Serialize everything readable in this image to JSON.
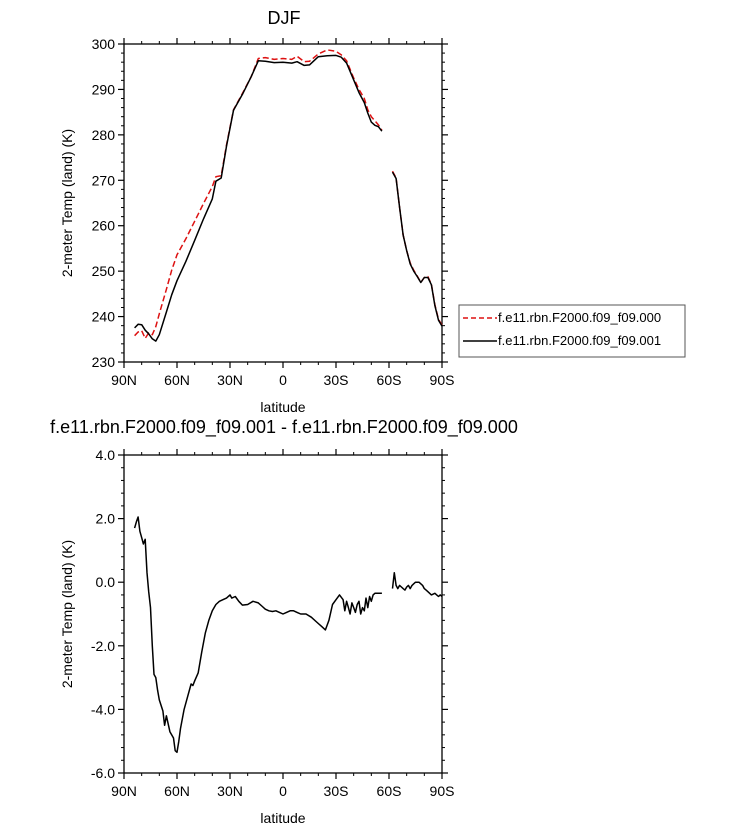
{
  "chart_data": [
    {
      "type": "line",
      "title": "DJF",
      "xlabel": "latitude",
      "ylabel": "2-meter Temp (land) (K)",
      "xlim": [
        90,
        -90
      ],
      "ylim": [
        230,
        300
      ],
      "x_tick_values": [
        90,
        60,
        30,
        0,
        -30,
        -60,
        -90
      ],
      "x_tick_labels": [
        "90N",
        "60N",
        "30N",
        "0",
        "30S",
        "60S",
        "90S"
      ],
      "y_tick_values": [
        230,
        240,
        250,
        260,
        270,
        280,
        290,
        300
      ],
      "y_tick_labels": [
        "230",
        "240",
        "250",
        "260",
        "270",
        "280",
        "290",
        "300"
      ],
      "legend_position": "right",
      "series": [
        {
          "name": "f.e11.rbn.F2000.f09_f09.000",
          "color": "#dd1111",
          "dash": "dashed",
          "segments": [
            [
              [
                84,
                235.8
              ],
              [
                82,
                236.6
              ],
              [
                80,
                236.9
              ],
              [
                78,
                235.2
              ],
              [
                76,
                236.4
              ],
              [
                74,
                236.0
              ],
              [
                72,
                237.8
              ],
              [
                70,
                240.6
              ],
              [
                66,
                246.0
              ],
              [
                63,
                250.2
              ],
              [
                60,
                253.6
              ],
              [
                55,
                257.1
              ],
              [
                50,
                261.0
              ],
              [
                45,
                264.9
              ],
              [
                40,
                268.6
              ],
              [
                38,
                270.8
              ],
              [
                35,
                271.0
              ],
              [
                32,
                277.8
              ],
              [
                28,
                285.5
              ],
              [
                23,
                289.1
              ],
              [
                18,
                292.8
              ],
              [
                14,
                296.8
              ],
              [
                10,
                297.0
              ],
              [
                5,
                296.6
              ],
              [
                0,
                296.8
              ],
              [
                -5,
                296.6
              ],
              [
                -8,
                297.3
              ],
              [
                -12,
                296.1
              ],
              [
                -15,
                296.2
              ],
              [
                -20,
                297.8
              ],
              [
                -25,
                298.7
              ],
              [
                -30,
                298.4
              ],
              [
                -33,
                297.6
              ],
              [
                -36,
                296.3
              ],
              [
                -40,
                292.5
              ],
              [
                -43,
                290.0
              ],
              [
                -46,
                288.0
              ],
              [
                -48,
                285.5
              ],
              [
                -50,
                284.0
              ],
              [
                -52,
                283.1
              ],
              [
                -54,
                282.2
              ],
              [
                -56,
                281.0
              ]
            ],
            [
              [
                -62,
                272.0
              ],
              [
                -64,
                270.5
              ],
              [
                -66,
                264.0
              ],
              [
                -68,
                258.0
              ],
              [
                -70,
                254.5
              ],
              [
                -72,
                251.8
              ],
              [
                -74,
                250.2
              ],
              [
                -76,
                248.9
              ],
              [
                -78,
                247.5
              ],
              [
                -80,
                248.6
              ],
              [
                -82,
                248.8
              ],
              [
                -84,
                247.1
              ],
              [
                -86,
                242.6
              ],
              [
                -88,
                239.4
              ],
              [
                -90,
                238.1
              ]
            ]
          ]
        },
        {
          "name": "f.e11.rbn.F2000.f09_f09.001",
          "color": "#000000",
          "dash": "solid",
          "segments": [
            [
              [
                84,
                237.5
              ],
              [
                82,
                238.3
              ],
              [
                80,
                238.2
              ],
              [
                78,
                237.0
              ],
              [
                76,
                236.2
              ],
              [
                74,
                235.1
              ],
              [
                72,
                234.6
              ],
              [
                70,
                236.0
              ],
              [
                66,
                241.0
              ],
              [
                63,
                244.8
              ],
              [
                60,
                247.9
              ],
              [
                55,
                252.1
              ],
              [
                50,
                256.8
              ],
              [
                45,
                261.5
              ],
              [
                40,
                265.9
              ],
              [
                38,
                269.8
              ],
              [
                35,
                270.5
              ],
              [
                32,
                277.5
              ],
              [
                28,
                285.4
              ],
              [
                23,
                288.9
              ],
              [
                18,
                292.8
              ],
              [
                14,
                296.3
              ],
              [
                10,
                296.2
              ],
              [
                5,
                295.9
              ],
              [
                0,
                296.0
              ],
              [
                -5,
                295.8
              ],
              [
                -8,
                296.1
              ],
              [
                -12,
                295.3
              ],
              [
                -15,
                295.4
              ],
              [
                -20,
                297.2
              ],
              [
                -25,
                297.4
              ],
              [
                -30,
                297.5
              ],
              [
                -33,
                297.1
              ],
              [
                -36,
                295.8
              ],
              [
                -40,
                292.1
              ],
              [
                -43,
                289.3
              ],
              [
                -46,
                287.1
              ],
              [
                -48,
                284.8
              ],
              [
                -50,
                282.8
              ],
              [
                -52,
                282.1
              ],
              [
                -54,
                281.8
              ],
              [
                -56,
                280.8
              ]
            ],
            [
              [
                -62,
                271.8
              ],
              [
                -64,
                270.4
              ],
              [
                -66,
                264.0
              ],
              [
                -68,
                258.0
              ],
              [
                -70,
                254.5
              ],
              [
                -72,
                251.6
              ],
              [
                -74,
                250.0
              ],
              [
                -76,
                248.8
              ],
              [
                -78,
                247.5
              ],
              [
                -80,
                248.6
              ],
              [
                -82,
                248.6
              ],
              [
                -84,
                247.0
              ],
              [
                -86,
                242.4
              ],
              [
                -88,
                239.2
              ],
              [
                -90,
                237.9
              ]
            ]
          ]
        }
      ]
    },
    {
      "type": "line",
      "title": "f.e11.rbn.F2000.f09_f09.001 - f.e11.rbn.F2000.f09_f09.000",
      "xlabel": "latitude",
      "ylabel": "2-meter Temp (land) (K)",
      "xlim": [
        90,
        -90
      ],
      "ylim": [
        -6,
        4
      ],
      "x_tick_values": [
        90,
        60,
        30,
        0,
        -30,
        -60,
        -90
      ],
      "x_tick_labels": [
        "90N",
        "60N",
        "30N",
        "0",
        "30S",
        "60S",
        "90S"
      ],
      "y_tick_values": [
        -6,
        -4,
        -2,
        0,
        2,
        4
      ],
      "y_tick_labels": [
        "-6.0",
        "-4.0",
        "-2.0",
        "0.0",
        "2.0",
        "4.0"
      ],
      "series": [
        {
          "color": "#000000",
          "dash": "solid",
          "segments": [
            [
              [
                84,
                1.7
              ],
              [
                83,
                1.9
              ],
              [
                82,
                2.05
              ],
              [
                81,
                1.6
              ],
              [
                80,
                1.4
              ],
              [
                79,
                1.2
              ],
              [
                78,
                1.35
              ],
              [
                77,
                0.3
              ],
              [
                76,
                -0.3
              ],
              [
                75,
                -0.8
              ],
              [
                74,
                -2.0
              ],
              [
                73,
                -2.9
              ],
              [
                72,
                -3.0
              ],
              [
                71,
                -3.4
              ],
              [
                70,
                -3.7
              ],
              [
                68,
                -4.05
              ],
              [
                67,
                -4.5
              ],
              [
                66,
                -4.2
              ],
              [
                64,
                -4.7
              ],
              [
                62,
                -4.9
              ],
              [
                61,
                -5.3
              ],
              [
                60,
                -5.35
              ],
              [
                59,
                -5.0
              ],
              [
                58,
                -4.6
              ],
              [
                56,
                -4.0
              ],
              [
                54,
                -3.6
              ],
              [
                52,
                -3.2
              ],
              [
                51,
                -3.25
              ],
              [
                50,
                -3.1
              ],
              [
                48,
                -2.85
              ],
              [
                46,
                -2.2
              ],
              [
                44,
                -1.6
              ],
              [
                42,
                -1.2
              ],
              [
                40,
                -0.9
              ],
              [
                38,
                -0.7
              ],
              [
                36,
                -0.6
              ],
              [
                34,
                -0.55
              ],
              [
                32,
                -0.5
              ],
              [
                30,
                -0.4
              ],
              [
                29,
                -0.5
              ],
              [
                27,
                -0.45
              ],
              [
                25,
                -0.6
              ],
              [
                23,
                -0.72
              ],
              [
                20,
                -0.7
              ],
              [
                17,
                -0.6
              ],
              [
                14,
                -0.65
              ],
              [
                12,
                -0.75
              ],
              [
                10,
                -0.85
              ],
              [
                8,
                -0.9
              ],
              [
                6,
                -0.92
              ],
              [
                4,
                -0.9
              ],
              [
                2,
                -0.95
              ],
              [
                0,
                -1.0
              ],
              [
                -2,
                -0.95
              ],
              [
                -4,
                -0.9
              ],
              [
                -6,
                -0.9
              ],
              [
                -8,
                -0.95
              ],
              [
                -10,
                -1.0
              ],
              [
                -13,
                -1.0
              ],
              [
                -16,
                -1.1
              ],
              [
                -19,
                -1.25
              ],
              [
                -22,
                -1.4
              ],
              [
                -24,
                -1.5
              ],
              [
                -26,
                -1.2
              ],
              [
                -28,
                -0.7
              ],
              [
                -30,
                -0.55
              ],
              [
                -32,
                -0.4
              ],
              [
                -34,
                -0.55
              ],
              [
                -35,
                -0.9
              ],
              [
                -36,
                -0.6
              ],
              [
                -37,
                -0.8
              ],
              [
                -38,
                -1.0
              ],
              [
                -39,
                -0.65
              ],
              [
                -40,
                -0.8
              ],
              [
                -41,
                -0.95
              ],
              [
                -42,
                -0.7
              ],
              [
                -43,
                -0.6
              ],
              [
                -44,
                -1.0
              ],
              [
                -45,
                -0.8
              ],
              [
                -46,
                -0.9
              ],
              [
                -47,
                -0.5
              ],
              [
                -48,
                -0.8
              ],
              [
                -49,
                -0.45
              ],
              [
                -50,
                -0.6
              ],
              [
                -51,
                -0.4
              ],
              [
                -52,
                -0.35
              ],
              [
                -54,
                -0.35
              ],
              [
                -56,
                -0.35
              ]
            ],
            [
              [
                -62,
                -0.2
              ],
              [
                -63,
                0.3
              ],
              [
                -64,
                -0.1
              ],
              [
                -65,
                -0.2
              ],
              [
                -66,
                -0.1
              ],
              [
                -67,
                -0.15
              ],
              [
                -68,
                -0.2
              ],
              [
                -69,
                -0.25
              ],
              [
                -70,
                -0.15
              ],
              [
                -71,
                -0.1
              ],
              [
                -72,
                -0.2
              ],
              [
                -73,
                -0.1
              ],
              [
                -74,
                -0.05
              ],
              [
                -75,
                0.0
              ],
              [
                -77,
                0.0
              ],
              [
                -79,
                -0.1
              ],
              [
                -80,
                -0.2
              ],
              [
                -81,
                -0.25
              ],
              [
                -82,
                -0.3
              ],
              [
                -84,
                -0.4
              ],
              [
                -86,
                -0.35
              ],
              [
                -87,
                -0.4
              ],
              [
                -88,
                -0.45
              ],
              [
                -89,
                -0.4
              ],
              [
                -90,
                -0.45
              ]
            ]
          ]
        }
      ]
    }
  ]
}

-- Written exercise --
The lines to collect are those holding the string "title"; copy them all.

-- Expected output --
      "title": "DJF",
      "title": "f.e11.rbn.F2000.f09_f09.001 - f.e11.rbn.F2000.f09_f09.000",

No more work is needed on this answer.